Exercise description » Find and return each line containing "службы".

Records supplied »
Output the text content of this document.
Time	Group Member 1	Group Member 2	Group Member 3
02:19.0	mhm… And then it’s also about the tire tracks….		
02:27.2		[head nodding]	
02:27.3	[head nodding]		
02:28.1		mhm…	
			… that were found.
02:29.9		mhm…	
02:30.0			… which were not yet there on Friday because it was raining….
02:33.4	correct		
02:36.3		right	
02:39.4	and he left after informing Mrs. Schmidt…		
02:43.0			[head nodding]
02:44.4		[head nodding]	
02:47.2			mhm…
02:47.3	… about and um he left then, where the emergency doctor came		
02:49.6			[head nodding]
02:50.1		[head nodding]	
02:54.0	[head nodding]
==
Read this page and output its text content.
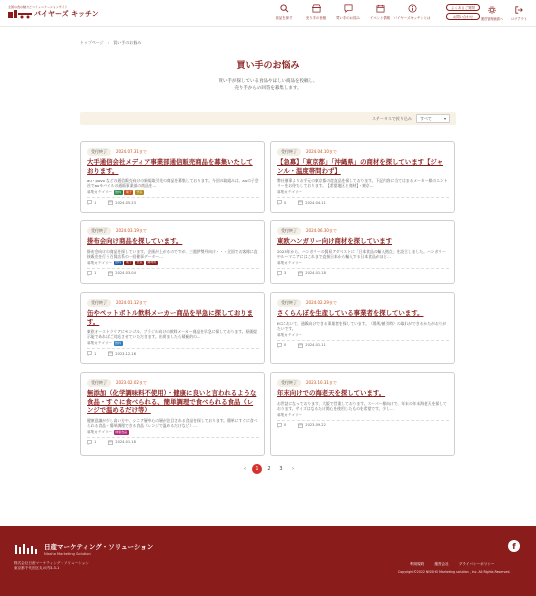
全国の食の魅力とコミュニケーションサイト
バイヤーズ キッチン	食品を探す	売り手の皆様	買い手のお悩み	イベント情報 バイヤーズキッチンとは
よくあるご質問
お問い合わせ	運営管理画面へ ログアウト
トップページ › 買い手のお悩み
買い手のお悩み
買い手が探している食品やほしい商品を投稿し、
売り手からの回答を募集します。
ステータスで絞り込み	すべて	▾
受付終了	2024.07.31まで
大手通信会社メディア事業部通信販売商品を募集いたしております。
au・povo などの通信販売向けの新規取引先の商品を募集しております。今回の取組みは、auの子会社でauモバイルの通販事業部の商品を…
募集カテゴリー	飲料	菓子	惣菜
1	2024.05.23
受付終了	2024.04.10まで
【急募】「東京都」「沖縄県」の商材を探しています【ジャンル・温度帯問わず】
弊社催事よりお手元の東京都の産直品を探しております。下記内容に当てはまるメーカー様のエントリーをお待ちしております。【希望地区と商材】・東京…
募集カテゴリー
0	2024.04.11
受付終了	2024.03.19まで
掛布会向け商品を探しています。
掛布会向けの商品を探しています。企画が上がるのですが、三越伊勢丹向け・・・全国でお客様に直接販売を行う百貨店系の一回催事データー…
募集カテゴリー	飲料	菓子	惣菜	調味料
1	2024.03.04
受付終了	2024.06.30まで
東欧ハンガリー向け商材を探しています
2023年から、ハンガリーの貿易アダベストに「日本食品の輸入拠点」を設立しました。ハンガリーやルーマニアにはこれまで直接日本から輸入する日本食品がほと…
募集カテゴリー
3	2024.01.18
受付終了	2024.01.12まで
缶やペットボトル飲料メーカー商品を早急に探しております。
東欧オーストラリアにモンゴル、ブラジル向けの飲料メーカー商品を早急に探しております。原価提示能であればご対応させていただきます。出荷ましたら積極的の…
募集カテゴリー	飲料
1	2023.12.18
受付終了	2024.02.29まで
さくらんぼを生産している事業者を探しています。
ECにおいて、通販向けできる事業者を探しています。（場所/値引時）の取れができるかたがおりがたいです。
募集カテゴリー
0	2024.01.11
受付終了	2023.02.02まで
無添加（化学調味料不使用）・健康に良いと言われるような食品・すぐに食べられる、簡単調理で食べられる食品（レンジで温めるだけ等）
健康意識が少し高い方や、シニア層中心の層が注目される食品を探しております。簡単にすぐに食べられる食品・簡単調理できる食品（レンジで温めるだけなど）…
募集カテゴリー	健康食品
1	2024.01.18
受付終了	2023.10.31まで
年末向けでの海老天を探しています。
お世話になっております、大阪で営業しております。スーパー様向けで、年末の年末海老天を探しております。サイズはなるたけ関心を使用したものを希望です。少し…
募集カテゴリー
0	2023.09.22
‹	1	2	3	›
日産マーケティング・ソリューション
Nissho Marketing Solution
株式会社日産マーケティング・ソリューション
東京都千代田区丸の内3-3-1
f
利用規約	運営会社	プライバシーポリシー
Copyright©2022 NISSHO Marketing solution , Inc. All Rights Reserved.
---
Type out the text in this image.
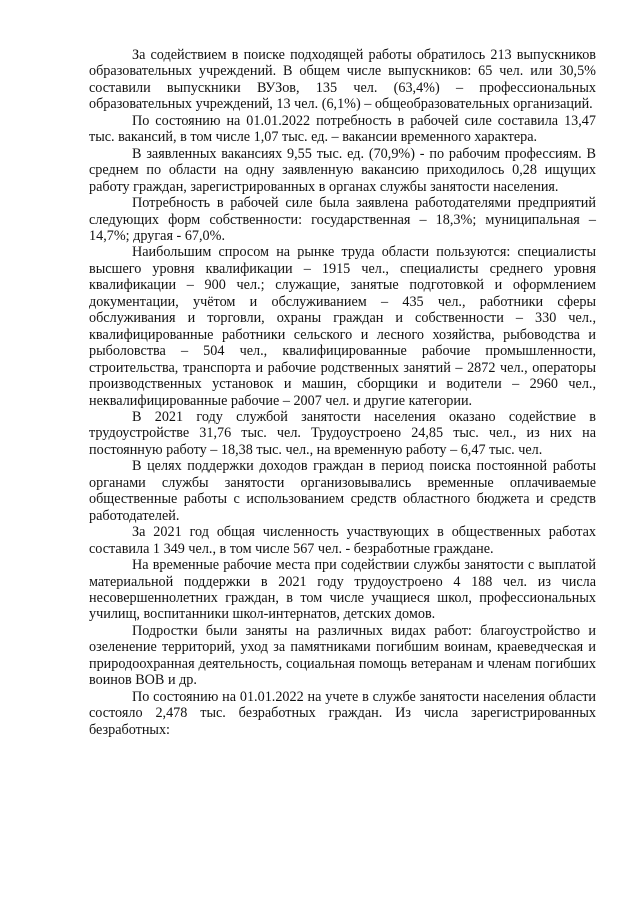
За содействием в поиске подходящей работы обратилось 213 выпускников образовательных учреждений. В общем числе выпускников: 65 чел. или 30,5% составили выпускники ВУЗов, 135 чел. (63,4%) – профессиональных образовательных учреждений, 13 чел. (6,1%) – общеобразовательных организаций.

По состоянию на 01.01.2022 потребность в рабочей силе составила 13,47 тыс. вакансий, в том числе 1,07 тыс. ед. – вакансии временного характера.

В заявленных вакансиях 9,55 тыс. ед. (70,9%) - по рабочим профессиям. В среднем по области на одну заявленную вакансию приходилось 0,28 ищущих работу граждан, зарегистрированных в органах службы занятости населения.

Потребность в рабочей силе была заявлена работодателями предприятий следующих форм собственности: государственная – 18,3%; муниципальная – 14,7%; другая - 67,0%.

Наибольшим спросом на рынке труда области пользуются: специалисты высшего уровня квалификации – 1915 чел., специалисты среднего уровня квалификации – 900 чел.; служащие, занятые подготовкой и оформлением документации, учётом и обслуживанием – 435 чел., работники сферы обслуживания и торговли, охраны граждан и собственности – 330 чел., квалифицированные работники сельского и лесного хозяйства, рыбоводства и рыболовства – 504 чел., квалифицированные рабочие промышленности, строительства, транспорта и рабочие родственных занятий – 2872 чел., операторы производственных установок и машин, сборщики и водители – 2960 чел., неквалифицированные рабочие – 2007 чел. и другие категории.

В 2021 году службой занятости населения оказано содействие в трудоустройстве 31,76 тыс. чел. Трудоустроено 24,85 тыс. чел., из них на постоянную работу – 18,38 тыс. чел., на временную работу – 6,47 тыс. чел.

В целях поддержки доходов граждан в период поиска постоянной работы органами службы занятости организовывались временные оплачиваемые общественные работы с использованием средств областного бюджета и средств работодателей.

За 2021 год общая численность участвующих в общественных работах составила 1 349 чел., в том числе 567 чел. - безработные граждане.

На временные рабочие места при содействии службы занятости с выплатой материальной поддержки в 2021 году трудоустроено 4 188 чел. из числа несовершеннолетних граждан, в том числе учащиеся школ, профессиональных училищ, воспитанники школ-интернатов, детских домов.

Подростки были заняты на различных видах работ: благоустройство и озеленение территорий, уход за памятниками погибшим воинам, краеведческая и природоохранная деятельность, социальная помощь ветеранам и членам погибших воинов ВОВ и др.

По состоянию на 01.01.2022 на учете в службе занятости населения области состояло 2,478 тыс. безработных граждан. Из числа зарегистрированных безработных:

Exercise output »
В заявленных вакансиях 9,55 тыс. ед. (70,9%) - по рабочим профессиям. В среднем по области на одну заявленную вакансию приходилось 0,28 ищущих работу граждан, зарегистрированных в органах службы занятости населения.
В целях поддержки доходов граждан в период поиска постоянной работы органами службы занятости организовывались временные оплачиваемые общественные работы с использованием средств областного бюджета и средств работодателей.
На временные рабочие места при содействии службы занятости с выплатой материальной поддержки в 2021 году трудоустроено 4 188 чел. из числа несовершеннолетних граждан, в том числе учащиеся школ, профессиональных училищ, воспитанники школ-интернатов, детских домов.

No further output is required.